CHALLENGE 1: Copy the entries exactly, beginning with the first entry and stopping after the line that contains "ticks <box>88 39 534 335</box>".

The Machinist is a 2004 film starring Christian Bale, directed by Brad Anderson (of Session 9 fame). It's one part Kafka Komedy and two parts surrealist drama, playing on themes from (and, at times, directly quoting from) Crime and Punishment, Taxi Driver, Fight Club, and German Expressionism.

Trevor Reznik suffers from a severe case of insomnia: he claims that he hasn't slept in a year. He spends his days ignoring his landlady and compulsively washing his hands with bleach. He enjoys his regular visits to a sweet prostitute girl named Stevie, who absolutely adores him, and he finds a little bit of romance with airport bar waitress and single mom Marie. During the day, Reznik works at a factory where he sleepily operates heavy machinery. When the inevitable happens and someone's arm gets torn off, Reznik ends up in a emotionally destructive downward spiral and quickly starts losing his mind.

The film very deliberately references the stories that it's based on and aims to be a collage of different techniques and atmospheres. To achieve this, it combines Chiaroscuro visuals with a musical score and camera techniques that evoke the 1950s, creating a kind of Anachronism Stew of editing methods. Bale's performance is an absolute tour de force, and the end result is a haunting, gorgeous film that tells its story in a clever-yet-familiar way.

To play Reznik, Christian Bale famously lost 63 lbs to look like an emaciated shell of a man. He described the experience of near-starvation as strangely peaceful. After that harrowing experience, Bale bulked up to truly superheroic dimensions to play Batman.


This film provides examples of:

  • Amusement Park of Doom
  • An Arm and a Leg: Miller, continuing the odd tradition of Michael Ironside losing limbs.
  • Arc Number: 1:30. And at 1:30, a major plot twist is revealed.
  • Arc Words: Arc conversation; "You okay?" "Don't I look okay?" "If you were any thinner you wouldn't exist."
  • Black Comedy: Stevie says the bruises she got from her abusive clients were "occupational hazards."
  • Body Horror: Reznik's thinness, Ivan's disfigured hand, Miller's gruesome accident...
  • California Doubling: Bizarrely inverted. The film is set in California, and it was shot entirely near Barcelona.
  • Carpet-Rolled Corpse: Reznik kills the monstrous Ivan after he finds that he killed a little boy in his bathtub. He wraps Ivan's body in his carpet and drives it out to sea to dump it. When the carpet rolls open by accident Reznik finds that the body is missing, the answer only being revealed later on.
  • Cat Scare: A curious subversion. The blood dripping out of Reznik's freezer gets built up for about the last half an hour of the movie. When Reznik finally opens it - it's full of dead fish. This, however, leads to an even more shocking reveal than the audience was expecting.
  • Chekhov's Gun: Car cigarette lighters almost cause Reznik to crash late on in the movie, and resulted in a hit and run prior to the plot's events.
  • Dyeing for Your Art: To play Reznik, Bale... well, look at him!
  • The Ending Changes Everything: Reznik never actually talked to anyone in the airport cafe. Makes you wonder which ones of the events were real.
  • Enemy Without
  • Fan Disservice: Reznik's body.
  • Groin Attack: Miller gets tired of Reznik's accusations rather quickly. Reznik limping across the street while clutching his testicles is one of the more amusing scenes in the film.

CHALLENGE 2: Repeat the text about the film The Machinist exactly, beginning at the words "The film very" and stopping after the words "to play Batman.".

Entries excerpted from a collection:

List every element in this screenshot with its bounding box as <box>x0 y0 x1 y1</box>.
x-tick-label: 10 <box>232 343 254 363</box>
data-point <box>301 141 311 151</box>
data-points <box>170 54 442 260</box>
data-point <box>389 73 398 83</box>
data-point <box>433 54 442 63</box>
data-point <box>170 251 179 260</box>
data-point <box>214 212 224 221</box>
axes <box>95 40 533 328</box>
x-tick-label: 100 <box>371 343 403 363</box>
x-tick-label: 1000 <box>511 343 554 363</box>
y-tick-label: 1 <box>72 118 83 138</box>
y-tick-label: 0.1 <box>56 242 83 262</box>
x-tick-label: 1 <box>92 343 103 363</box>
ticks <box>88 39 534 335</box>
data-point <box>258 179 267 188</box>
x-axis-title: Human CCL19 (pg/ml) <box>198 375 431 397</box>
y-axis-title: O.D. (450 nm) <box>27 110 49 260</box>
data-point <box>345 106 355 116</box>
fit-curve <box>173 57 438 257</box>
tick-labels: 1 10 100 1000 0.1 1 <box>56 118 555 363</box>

FULL RESPONSE 1:
List every element in this screenshot with its bounding box as <box>x0 y0 x1 y1</box>.
x-tick-label: 10 <box>232 343 254 363</box>
data-point <box>301 141 311 151</box>
data-points <box>170 54 442 260</box>
data-point <box>389 73 398 83</box>
data-point <box>433 54 442 63</box>
data-point <box>170 251 179 260</box>
data-point <box>214 212 224 221</box>
axes <box>95 40 533 328</box>
x-tick-label: 100 <box>371 343 403 363</box>
x-tick-label: 1000 <box>511 343 554 363</box>
y-tick-label: 1 <box>72 118 83 138</box>
y-tick-label: 0.1 <box>56 242 83 262</box>
x-tick-label: 1 <box>92 343 103 363</box>
ticks <box>88 39 534 335</box>

FULL RESPONSE 2:
The film very deliberately references the stories that it's based on and aims to be a collage of different techniques and atmospheres. To achieve this, it combines Chiaroscuro visuals with a musical score and camera techniques that evoke the 1950s, creating a kind of Anachronism Stew of editing methods. Bale's performance is an absolute tour de force, and the end result is a haunting, gorgeous film that tells its story in a clever-yet-familiar way.

To play Reznik, Christian Bale famously lost 63 lbs to look like an emaciated shell of a man. He described the experience of near-starvation as strangely peaceful. After that harrowing experience, Bale bulked up to truly superheroic dimensions to play Batman.